* [MATERIAL FOR THIS EXERCISE]:
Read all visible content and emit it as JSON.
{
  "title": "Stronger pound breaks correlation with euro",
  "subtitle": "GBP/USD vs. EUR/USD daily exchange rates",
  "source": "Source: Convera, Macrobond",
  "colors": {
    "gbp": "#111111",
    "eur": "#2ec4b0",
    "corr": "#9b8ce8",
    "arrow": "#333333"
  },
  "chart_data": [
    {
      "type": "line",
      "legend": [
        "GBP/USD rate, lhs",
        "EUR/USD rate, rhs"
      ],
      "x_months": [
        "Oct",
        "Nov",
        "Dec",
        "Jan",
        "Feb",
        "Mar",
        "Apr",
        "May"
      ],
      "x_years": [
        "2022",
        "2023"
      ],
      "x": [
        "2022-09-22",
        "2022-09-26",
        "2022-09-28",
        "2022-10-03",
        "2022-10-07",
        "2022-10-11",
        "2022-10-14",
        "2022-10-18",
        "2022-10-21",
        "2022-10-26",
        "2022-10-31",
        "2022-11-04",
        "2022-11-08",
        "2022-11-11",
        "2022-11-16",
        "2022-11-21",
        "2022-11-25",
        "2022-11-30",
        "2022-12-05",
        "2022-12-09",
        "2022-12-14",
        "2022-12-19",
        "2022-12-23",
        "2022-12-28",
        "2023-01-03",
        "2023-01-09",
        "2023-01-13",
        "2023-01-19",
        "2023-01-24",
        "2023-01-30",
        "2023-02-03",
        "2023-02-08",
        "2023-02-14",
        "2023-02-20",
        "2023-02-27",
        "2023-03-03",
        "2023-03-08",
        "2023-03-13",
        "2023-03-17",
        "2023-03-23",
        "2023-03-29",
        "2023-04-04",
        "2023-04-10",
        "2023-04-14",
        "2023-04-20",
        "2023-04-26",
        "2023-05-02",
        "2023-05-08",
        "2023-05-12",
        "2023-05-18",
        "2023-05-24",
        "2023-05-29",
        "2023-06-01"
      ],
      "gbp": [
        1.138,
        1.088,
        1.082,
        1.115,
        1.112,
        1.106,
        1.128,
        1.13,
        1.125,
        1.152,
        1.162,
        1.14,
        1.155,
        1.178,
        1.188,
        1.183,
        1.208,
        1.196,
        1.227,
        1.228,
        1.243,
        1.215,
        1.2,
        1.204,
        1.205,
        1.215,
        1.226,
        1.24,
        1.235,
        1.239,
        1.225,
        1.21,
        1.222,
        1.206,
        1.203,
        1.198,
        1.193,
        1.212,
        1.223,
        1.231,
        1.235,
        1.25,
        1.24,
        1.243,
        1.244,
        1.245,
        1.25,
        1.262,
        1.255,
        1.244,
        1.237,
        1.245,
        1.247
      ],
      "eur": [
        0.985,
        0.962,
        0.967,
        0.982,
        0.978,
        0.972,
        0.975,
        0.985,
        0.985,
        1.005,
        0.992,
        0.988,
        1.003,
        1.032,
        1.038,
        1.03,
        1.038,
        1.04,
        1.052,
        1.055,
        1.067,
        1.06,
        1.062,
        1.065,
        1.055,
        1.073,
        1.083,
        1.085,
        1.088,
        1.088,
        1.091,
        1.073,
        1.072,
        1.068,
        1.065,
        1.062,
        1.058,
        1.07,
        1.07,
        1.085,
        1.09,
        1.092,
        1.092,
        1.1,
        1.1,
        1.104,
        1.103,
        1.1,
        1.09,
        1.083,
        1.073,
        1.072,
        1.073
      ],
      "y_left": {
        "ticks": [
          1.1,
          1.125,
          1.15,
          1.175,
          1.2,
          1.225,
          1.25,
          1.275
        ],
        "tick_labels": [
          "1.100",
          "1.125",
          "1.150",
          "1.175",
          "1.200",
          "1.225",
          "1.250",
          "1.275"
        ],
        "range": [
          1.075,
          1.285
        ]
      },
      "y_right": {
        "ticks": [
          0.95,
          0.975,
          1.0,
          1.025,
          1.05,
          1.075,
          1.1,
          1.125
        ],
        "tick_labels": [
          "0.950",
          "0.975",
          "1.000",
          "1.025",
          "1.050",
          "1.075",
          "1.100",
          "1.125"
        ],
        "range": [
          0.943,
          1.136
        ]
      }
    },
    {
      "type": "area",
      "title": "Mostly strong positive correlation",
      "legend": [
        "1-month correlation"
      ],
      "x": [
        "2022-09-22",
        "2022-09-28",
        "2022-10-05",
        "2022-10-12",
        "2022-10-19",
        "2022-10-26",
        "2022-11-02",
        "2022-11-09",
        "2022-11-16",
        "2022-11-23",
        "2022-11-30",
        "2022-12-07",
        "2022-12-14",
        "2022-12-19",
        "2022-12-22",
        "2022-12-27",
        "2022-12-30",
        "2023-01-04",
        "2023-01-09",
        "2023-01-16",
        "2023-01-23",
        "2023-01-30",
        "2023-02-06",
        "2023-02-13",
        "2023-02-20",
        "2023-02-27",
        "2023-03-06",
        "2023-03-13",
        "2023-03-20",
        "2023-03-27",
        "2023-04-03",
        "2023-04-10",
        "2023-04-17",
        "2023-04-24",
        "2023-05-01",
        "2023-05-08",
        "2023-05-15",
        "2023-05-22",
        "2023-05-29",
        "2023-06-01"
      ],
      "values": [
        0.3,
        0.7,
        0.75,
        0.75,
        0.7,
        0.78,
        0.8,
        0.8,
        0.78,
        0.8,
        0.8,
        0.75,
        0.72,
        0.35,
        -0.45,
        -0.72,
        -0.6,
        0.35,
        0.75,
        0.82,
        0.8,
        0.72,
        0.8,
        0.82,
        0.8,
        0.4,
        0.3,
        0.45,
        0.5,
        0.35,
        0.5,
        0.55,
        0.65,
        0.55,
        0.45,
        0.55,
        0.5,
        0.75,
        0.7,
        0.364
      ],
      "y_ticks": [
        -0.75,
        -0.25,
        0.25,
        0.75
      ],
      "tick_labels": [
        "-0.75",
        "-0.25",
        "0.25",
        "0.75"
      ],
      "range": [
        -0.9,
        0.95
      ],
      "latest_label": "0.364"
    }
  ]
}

* [TASK DIRECTIONS]:
Print all of the entries exactly as they appear.

* [TASK RESPONSE]:
Read all visible content and emit it as JSON.
{
  "title": "Stronger pound breaks correlation with euro",
  "subtitle": "GBP/USD vs. EUR/USD daily exchange rates",
  "source": "Source: Convera, Macrobond",
  "colors": {
    "gbp": "#111111",
    "eur": "#2ec4b0",
    "corr": "#9b8ce8",
    "arrow": "#333333"
  },
  "chart_data": [
    {
      "type": "line",
      "legend": [
        "GBP/USD rate, lhs",
        "EUR/USD rate, rhs"
      ],
      "x_months": [
        "Oct",
        "Nov",
        "Dec",
        "Jan",
        "Feb",
        "Mar",
        "Apr",
        "May"
      ],
      "x_years": [
        "2022",
        "2023"
      ],
      "x": [
        "2022-09-22",
        "2022-09-26",
        "2022-09-28",
        "2022-10-03",
        "2022-10-07",
        "2022-10-11",
        "2022-10-14",
        "2022-10-18",
        "2022-10-21",
        "2022-10-26",
        "2022-10-31",
        "2022-11-04",
        "2022-11-08",
        "2022-11-11",
        "2022-11-16",
        "2022-11-21",
        "2022-11-25",
        "2022-11-30",
        "2022-12-05",
        "2022-12-09",
        "2022-12-14",
        "2022-12-19",
        "2022-12-23",
        "2022-12-28",
        "2023-01-03",
        "2023-01-09",
        "2023-01-13",
        "2023-01-19",
        "2023-01-24",
        "2023-01-30",
        "2023-02-03",
        "2023-02-08",
        "2023-02-14",
        "2023-02-20",
        "2023-02-27",
        "2023-03-03",
        "2023-03-08",
        "2023-03-13",
        "2023-03-17",
        "2023-03-23",
        "2023-03-29",
        "2023-04-04",
        "2023-04-10",
        "2023-04-14",
        "2023-04-20",
        "2023-04-26",
        "2023-05-02",
        "2023-05-08",
        "2023-05-12",
        "2023-05-18",
        "2023-05-24",
        "2023-05-29",
        "2023-06-01"
      ],
      "gbp": [
        1.138,
        1.088,
        1.082,
        1.115,
        1.112,
        1.106,
        1.128,
        1.13,
        1.125,
        1.152,
        1.162,
        1.14,
        1.155,
        1.178,
        1.188,
        1.183,
        1.208,
        1.196,
        1.227,
        1.228,
        1.243,
        1.215,
        1.2,
        1.204,
        1.205,
        1.215,
        1.226,
        1.24,
        1.235,
        1.239,
        1.225,
        1.21,
        1.222,
        1.206,
        1.203,
        1.198,
        1.193,
        1.212,
        1.223,
        1.231,
        1.235,
        1.25,
        1.24,
        1.243,
        1.244,
        1.245,
        1.25,
        1.262,
        1.255,
        1.244,
        1.237,
        1.245,
        1.247
      ],
      "eur": [
        0.985,
        0.962,
        0.967,
        0.982,
        0.978,
        0.972,
        0.975,
        0.985,
        0.985,
        1.005,
        0.992,
        0.988,
        1.003,
        1.032,
        1.038,
        1.03,
        1.038,
        1.04,
        1.052,
        1.055,
        1.067,
        1.06,
        1.062,
        1.065,
        1.055,
        1.073,
        1.083,
        1.085,
        1.088,
        1.088,
        1.091,
        1.073,
        1.072,
        1.068,
        1.065,
        1.062,
        1.058,
        1.07,
        1.07,
        1.085,
        1.09,
        1.092,
        1.092,
        1.1,
        1.1,
        1.104,
        1.103,
        1.1,
        1.09,
        1.083,
        1.073,
        1.072,
        1.073
      ],
      "y_left": {
        "ticks": [
          1.1,
          1.125,
          1.15,
          1.175,
          1.2,
          1.225,
          1.25,
          1.275
        ],
        "tick_labels": [
          "1.100",
          "1.125",
          "1.150",
          "1.175",
          "1.200",
          "1.225",
          "1.250",
          "1.275"
        ],
        "range": [
          1.075,
          1.285
        ]
      },
      "y_right": {
        "ticks": [
          0.95,
          0.975,
          1.0,
          1.025,
          1.05,
          1.075,
          1.1,
          1.125
        ],
        "tick_labels": [
          "0.950",
          "0.975",
          "1.000",
          "1.025",
          "1.050",
          "1.075",
          "1.100",
          "1.125"
        ],
        "range": [
          0.943,
          1.136
        ]
      }
    },
    {
      "type": "area",
      "title": "Mostly strong positive correlation",
      "legend": [
        "1-month correlation"
      ],
      "x": [
        "2022-09-22",
        "2022-09-28",
        "2022-10-05",
        "2022-10-12",
        "2022-10-19",
        "2022-10-26",
        "2022-11-02",
        "2022-11-09",
        "2022-11-16",
        "2022-11-23",
        "2022-11-30",
        "2022-12-07",
        "2022-12-14",
        "2022-12-19",
        "2022-12-22",
        "2022-12-27",
        "2022-12-30",
        "2023-01-04",
        "2023-01-09",
        "2023-01-16",
        "2023-01-23",
        "2023-01-30",
        "2023-02-06",
        "2023-02-13",
        "2023-02-20",
        "2023-02-27",
        "2023-03-06",
        "2023-03-13",
        "2023-03-20",
        "2023-03-27",
        "2023-04-03",
        "2023-04-10",
        "2023-04-17",
        "2023-04-24",
        "2023-05-01",
        "2023-05-08",
        "2023-05-15",
        "2023-05-22",
        "2023-05-29",
        "2023-06-01"
      ],
      "values": [
        0.3,
        0.7,
        0.75,
        0.75,
        0.7,
        0.78,
        0.8,
        0.8,
        0.78,
        0.8,
        0.8,
        0.75,
        0.72,
        0.35,
        -0.45,
        -0.72,
        -0.6,
        0.35,
        0.75,
        0.82,
        0.8,
        0.72,
        0.8,
        0.82,
        0.8,
        0.4,
        0.3,
        0.45,
        0.5,
        0.35,
        0.5,
        0.55,
        0.65,
        0.55,
        0.45,
        0.55,
        0.5,
        0.75,
        0.7,
        0.364
      ],
      "y_ticks": [
        -0.75,
        -0.25,
        0.25,
        0.75
      ],
      "tick_labels": [
        "-0.75",
        "-0.25",
        "0.25",
        "0.75"
      ],
      "range": [
        -0.9,
        0.95
      ],
      "latest_label": "0.364"
    }
  ]
}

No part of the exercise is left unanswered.